▸ **JOB**: Would you transcribe the listing that follows, character for character, and omit its images?

▸ **THE RECORDS**:
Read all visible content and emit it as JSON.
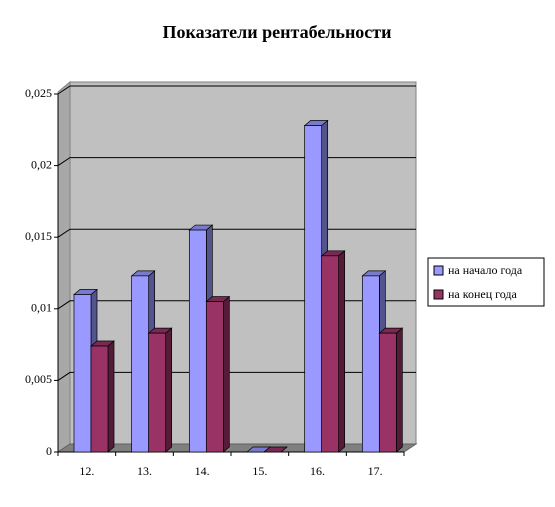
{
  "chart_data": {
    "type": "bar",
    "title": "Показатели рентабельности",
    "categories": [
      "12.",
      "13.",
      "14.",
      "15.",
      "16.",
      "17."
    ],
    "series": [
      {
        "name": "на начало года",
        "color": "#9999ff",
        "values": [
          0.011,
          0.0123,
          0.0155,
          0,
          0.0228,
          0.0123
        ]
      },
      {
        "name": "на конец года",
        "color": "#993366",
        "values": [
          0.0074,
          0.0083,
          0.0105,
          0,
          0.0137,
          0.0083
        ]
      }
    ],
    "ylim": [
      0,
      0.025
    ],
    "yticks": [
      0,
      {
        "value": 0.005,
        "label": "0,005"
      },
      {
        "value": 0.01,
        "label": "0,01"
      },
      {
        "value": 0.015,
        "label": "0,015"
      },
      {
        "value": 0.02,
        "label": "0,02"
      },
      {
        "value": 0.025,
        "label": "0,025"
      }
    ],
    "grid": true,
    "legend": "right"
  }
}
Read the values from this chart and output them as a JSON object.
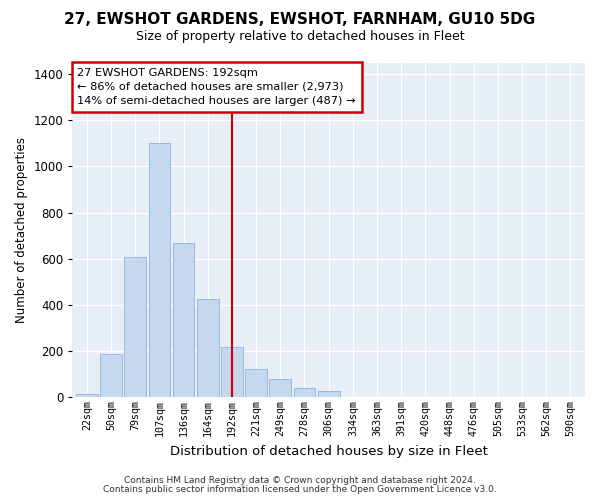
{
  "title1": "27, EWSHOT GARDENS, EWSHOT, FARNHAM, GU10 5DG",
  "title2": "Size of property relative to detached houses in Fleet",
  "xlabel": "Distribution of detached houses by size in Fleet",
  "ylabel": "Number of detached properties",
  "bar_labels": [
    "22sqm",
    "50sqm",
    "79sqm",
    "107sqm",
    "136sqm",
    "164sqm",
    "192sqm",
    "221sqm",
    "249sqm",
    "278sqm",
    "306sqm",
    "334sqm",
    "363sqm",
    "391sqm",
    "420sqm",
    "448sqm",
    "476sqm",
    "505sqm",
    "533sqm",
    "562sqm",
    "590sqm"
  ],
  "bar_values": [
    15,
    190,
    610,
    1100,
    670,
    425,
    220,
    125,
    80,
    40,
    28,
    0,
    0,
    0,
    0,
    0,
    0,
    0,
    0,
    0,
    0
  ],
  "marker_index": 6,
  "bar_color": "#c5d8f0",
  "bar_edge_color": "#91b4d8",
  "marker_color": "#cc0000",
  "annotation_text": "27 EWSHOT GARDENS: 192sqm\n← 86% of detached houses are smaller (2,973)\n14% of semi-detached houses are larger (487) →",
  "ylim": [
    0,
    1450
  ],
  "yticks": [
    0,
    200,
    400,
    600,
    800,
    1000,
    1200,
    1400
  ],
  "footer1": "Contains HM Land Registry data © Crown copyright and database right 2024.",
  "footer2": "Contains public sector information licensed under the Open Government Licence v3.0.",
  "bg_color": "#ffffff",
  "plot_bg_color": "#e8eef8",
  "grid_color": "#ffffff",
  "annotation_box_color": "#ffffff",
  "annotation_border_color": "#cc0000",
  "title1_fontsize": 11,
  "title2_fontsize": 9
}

▸ **TASK OUTPUT**:
Read all visible content and emit it as JSON.
{
  "chart_data": {
    "type": "bar",
    "title": "Показатели рентабельности",
    "categories": [
      "12.",
      "13.",
      "14.",
      "15.",
      "16.",
      "17."
    ],
    "series": [
      {
        "name": "на начало года",
        "color": "#9999ff",
        "values": [
          0.011,
          0.0123,
          0.0155,
          0,
          0.0228,
          0.0123
        ]
      },
      {
        "name": "на конец года",
        "color": "#993366",
        "values": [
          0.0074,
          0.0083,
          0.0105,
          0,
          0.0137,
          0.0083
        ]
      }
    ],
    "ylim": [
      0,
      0.025
    ],
    "yticks": [
      0,
      {
        "value": 0.005,
        "label": "0,005"
      },
      {
        "value": 0.01,
        "label": "0,01"
      },
      {
        "value": 0.015,
        "label": "0,015"
      },
      {
        "value": 0.02,
        "label": "0,02"
      },
      {
        "value": 0.025,
        "label": "0,025"
      }
    ],
    "grid": true,
    "legend": "right"
  }
}
Read the values from this chart and output them as a JSON object.
{
  "title1": "27, EWSHOT GARDENS, EWSHOT, FARNHAM, GU10 5DG",
  "title2": "Size of property relative to detached houses in Fleet",
  "xlabel": "Distribution of detached houses by size in Fleet",
  "ylabel": "Number of detached properties",
  "bar_labels": [
    "22sqm",
    "50sqm",
    "79sqm",
    "107sqm",
    "136sqm",
    "164sqm",
    "192sqm",
    "221sqm",
    "249sqm",
    "278sqm",
    "306sqm",
    "334sqm",
    "363sqm",
    "391sqm",
    "420sqm",
    "448sqm",
    "476sqm",
    "505sqm",
    "533sqm",
    "562sqm",
    "590sqm"
  ],
  "bar_values": [
    15,
    190,
    610,
    1100,
    670,
    425,
    220,
    125,
    80,
    40,
    28,
    0,
    0,
    0,
    0,
    0,
    0,
    0,
    0,
    0,
    0
  ],
  "marker_index": 6,
  "bar_color": "#c5d8f0",
  "bar_edge_color": "#91b4d8",
  "marker_color": "#cc0000",
  "annotation_text": "27 EWSHOT GARDENS: 192sqm\n← 86% of detached houses are smaller (2,973)\n14% of semi-detached houses are larger (487) →",
  "ylim": [
    0,
    1450
  ],
  "yticks": [
    0,
    200,
    400,
    600,
    800,
    1000,
    1200,
    1400
  ],
  "footer1": "Contains HM Land Registry data © Crown copyright and database right 2024.",
  "footer2": "Contains public sector information licensed under the Open Government Licence v3.0.",
  "bg_color": "#ffffff",
  "plot_bg_color": "#e8eef8",
  "grid_color": "#ffffff",
  "annotation_box_color": "#ffffff",
  "annotation_border_color": "#cc0000",
  "title1_fontsize": 11,
  "title2_fontsize": 9
}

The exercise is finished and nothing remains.